## Objective
Find every line below that contains the word "توانید" and copy it out.
___ Input records
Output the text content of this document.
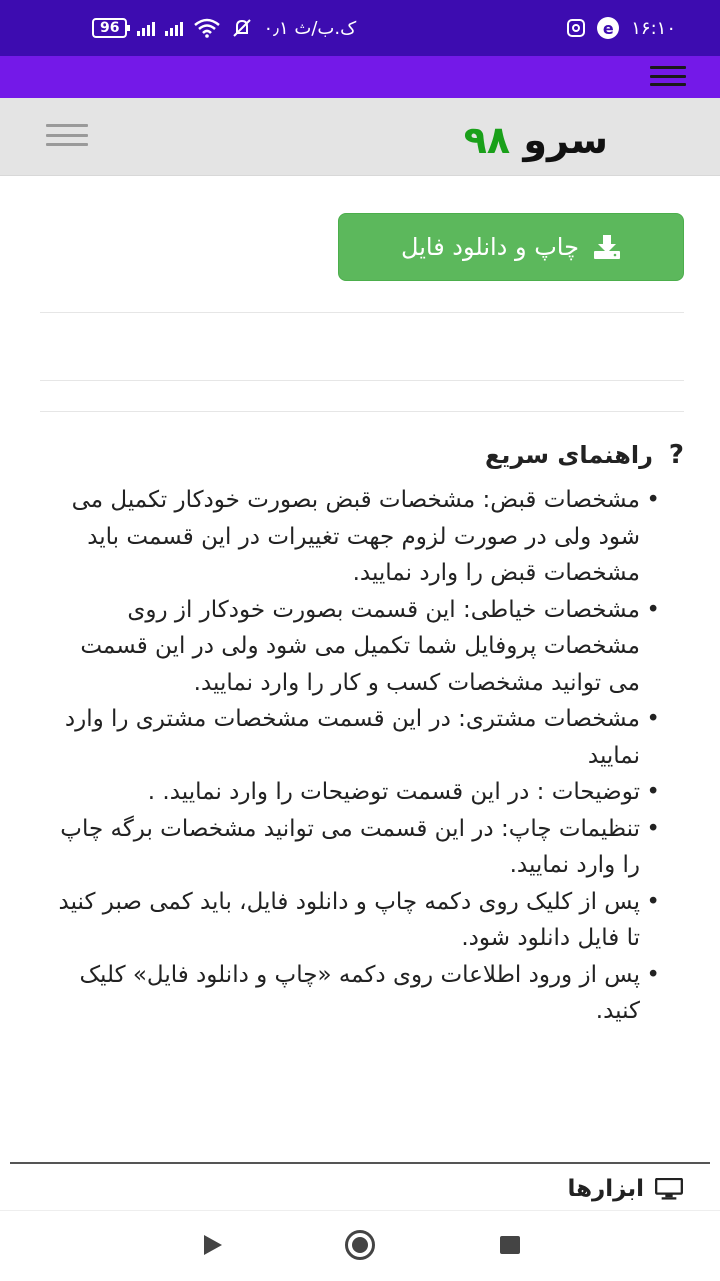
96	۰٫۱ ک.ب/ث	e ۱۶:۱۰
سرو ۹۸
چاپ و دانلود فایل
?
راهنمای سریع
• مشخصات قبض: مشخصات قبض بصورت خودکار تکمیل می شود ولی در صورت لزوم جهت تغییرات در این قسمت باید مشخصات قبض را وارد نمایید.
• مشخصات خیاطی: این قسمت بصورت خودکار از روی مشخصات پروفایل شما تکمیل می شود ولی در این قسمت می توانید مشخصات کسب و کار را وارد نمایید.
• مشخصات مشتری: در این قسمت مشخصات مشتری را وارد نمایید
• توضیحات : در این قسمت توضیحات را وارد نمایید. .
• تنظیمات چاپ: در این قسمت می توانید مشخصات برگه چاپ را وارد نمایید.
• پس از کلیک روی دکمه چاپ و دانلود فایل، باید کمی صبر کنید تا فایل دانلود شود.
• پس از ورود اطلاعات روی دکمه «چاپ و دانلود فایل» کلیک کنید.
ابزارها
______
___ Input records
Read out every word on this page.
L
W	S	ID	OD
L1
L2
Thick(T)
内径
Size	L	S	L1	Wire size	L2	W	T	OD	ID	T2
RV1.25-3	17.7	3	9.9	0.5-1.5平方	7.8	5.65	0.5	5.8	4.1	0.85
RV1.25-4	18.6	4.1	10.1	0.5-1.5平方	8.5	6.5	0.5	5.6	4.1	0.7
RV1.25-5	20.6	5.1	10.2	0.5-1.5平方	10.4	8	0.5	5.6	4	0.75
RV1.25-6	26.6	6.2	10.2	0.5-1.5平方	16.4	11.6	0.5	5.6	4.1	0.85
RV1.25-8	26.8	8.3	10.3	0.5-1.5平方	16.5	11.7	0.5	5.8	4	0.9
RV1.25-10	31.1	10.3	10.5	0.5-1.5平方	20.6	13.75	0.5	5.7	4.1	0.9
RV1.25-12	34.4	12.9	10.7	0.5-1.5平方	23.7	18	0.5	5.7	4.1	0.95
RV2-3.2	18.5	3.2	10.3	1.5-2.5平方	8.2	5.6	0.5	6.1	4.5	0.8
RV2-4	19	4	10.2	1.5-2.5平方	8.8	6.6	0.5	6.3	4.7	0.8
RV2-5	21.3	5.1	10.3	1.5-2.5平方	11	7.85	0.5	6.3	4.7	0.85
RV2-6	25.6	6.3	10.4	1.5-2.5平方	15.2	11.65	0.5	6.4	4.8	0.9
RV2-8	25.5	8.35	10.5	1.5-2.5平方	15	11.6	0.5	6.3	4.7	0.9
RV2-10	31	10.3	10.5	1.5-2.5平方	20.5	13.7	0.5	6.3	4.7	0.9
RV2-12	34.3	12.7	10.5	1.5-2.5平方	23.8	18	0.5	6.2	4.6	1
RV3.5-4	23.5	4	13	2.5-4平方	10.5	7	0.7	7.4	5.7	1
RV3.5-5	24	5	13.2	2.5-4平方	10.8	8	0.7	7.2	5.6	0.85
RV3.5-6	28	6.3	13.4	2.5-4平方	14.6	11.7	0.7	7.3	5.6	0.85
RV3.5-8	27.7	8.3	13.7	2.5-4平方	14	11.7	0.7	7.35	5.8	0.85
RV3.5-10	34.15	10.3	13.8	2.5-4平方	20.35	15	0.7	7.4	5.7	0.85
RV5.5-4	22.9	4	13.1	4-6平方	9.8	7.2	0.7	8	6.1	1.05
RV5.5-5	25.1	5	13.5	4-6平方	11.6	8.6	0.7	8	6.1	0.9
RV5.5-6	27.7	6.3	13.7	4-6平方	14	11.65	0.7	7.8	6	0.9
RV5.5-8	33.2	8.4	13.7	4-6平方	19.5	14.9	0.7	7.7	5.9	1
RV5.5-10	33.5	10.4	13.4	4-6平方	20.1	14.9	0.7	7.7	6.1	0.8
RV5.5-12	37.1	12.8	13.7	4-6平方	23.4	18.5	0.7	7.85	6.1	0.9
______
## Output
• مشخصات خیاطی: این قسمت بصورت خودکار از روی مشخصات پروفایل شما تکمیل می شود ولی در این قسمت می توانید مشخصات کسب و کار را وارد نمایید.
• تنظیمات چاپ: در این قسمت می توانید مشخصات برگه چاپ را وارد نمایید.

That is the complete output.